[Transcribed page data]
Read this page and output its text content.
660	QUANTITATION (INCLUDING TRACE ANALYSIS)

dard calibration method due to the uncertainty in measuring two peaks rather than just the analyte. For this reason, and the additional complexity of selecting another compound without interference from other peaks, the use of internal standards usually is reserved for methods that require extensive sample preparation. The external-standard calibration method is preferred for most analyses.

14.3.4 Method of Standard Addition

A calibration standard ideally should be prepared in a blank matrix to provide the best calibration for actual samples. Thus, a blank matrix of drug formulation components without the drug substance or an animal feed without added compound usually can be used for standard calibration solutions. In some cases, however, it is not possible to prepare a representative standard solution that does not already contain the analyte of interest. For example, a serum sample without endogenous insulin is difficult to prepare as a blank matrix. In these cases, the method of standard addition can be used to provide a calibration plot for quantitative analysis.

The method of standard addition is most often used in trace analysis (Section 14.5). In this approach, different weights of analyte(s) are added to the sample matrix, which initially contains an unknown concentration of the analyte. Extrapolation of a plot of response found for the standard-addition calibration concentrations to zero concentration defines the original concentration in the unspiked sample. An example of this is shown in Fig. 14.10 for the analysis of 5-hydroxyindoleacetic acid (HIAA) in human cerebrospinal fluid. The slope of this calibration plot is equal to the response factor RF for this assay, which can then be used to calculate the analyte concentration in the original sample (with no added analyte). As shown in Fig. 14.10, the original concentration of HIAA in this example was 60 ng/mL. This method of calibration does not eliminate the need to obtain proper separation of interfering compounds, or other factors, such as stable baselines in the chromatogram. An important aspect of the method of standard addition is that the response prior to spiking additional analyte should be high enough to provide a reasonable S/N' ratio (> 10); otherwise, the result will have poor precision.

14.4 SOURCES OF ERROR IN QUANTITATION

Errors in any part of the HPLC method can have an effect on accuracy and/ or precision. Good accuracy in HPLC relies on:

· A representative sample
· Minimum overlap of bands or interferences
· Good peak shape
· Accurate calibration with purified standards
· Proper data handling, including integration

## WORK INSTRUCTIONS
Exactly as they appear above, write out all of the lines.

## COMPLETED TASK
Read this page and output its text content.
660	QUANTITATION (INCLUDING TRACE ANALYSIS)

dard calibration method due to the uncertainty in measuring two peaks rather than just the analyte. For this reason, and the additional complexity of selecting another compound without interference from other peaks, the use of internal standards usually is reserved for methods that require extensive sample preparation. The external-standard calibration method is preferred for most analyses.

14.3.4 Method of Standard Addition

A calibration standard ideally should be prepared in a blank matrix to provide the best calibration for actual samples. Thus, a blank matrix of drug formulation components without the drug substance or an animal feed without added compound usually can be used for standard calibration solutions. In some cases, however, it is not possible to prepare a representative standard solution that does not already contain the analyte of interest. For example, a serum sample without endogenous insulin is difficult to prepare as a blank matrix. In these cases, the method of standard addition can be used to provide a calibration plot for quantitative analysis.

The method of standard addition is most often used in trace analysis (Section 14.5). In this approach, different weights of analyte(s) are added to the sample matrix, which initially contains an unknown concentration of the analyte. Extrapolation of a plot of response found for the standard-addition calibration concentrations to zero concentration defines the original concentration in the unspiked sample. An example of this is shown in Fig. 14.10 for the analysis of 5-hydroxyindoleacetic acid (HIAA) in human cerebrospinal fluid. The slope of this calibration plot is equal to the response factor RF for this assay, which can then be used to calculate the analyte concentration in the original sample (with no added analyte). As shown in Fig. 14.10, the original concentration of HIAA in this example was 60 ng/mL. This method of calibration does not eliminate the need to obtain proper separation of interfering compounds, or other factors, such as stable baselines in the chromatogram. An important aspect of the method of standard addition is that the response prior to spiking additional analyte should be high enough to provide a reasonable S/N' ratio (> 10); otherwise, the result will have poor precision.

14.4 SOURCES OF ERROR IN QUANTITATION

Errors in any part of the HPLC method can have an effect on accuracy and/ or precision. Good accuracy in HPLC relies on:

· A representative sample
· Minimum overlap of bands or interferences
· Good peak shape
· Accurate calibration with purified standards
· Proper data handling, including integration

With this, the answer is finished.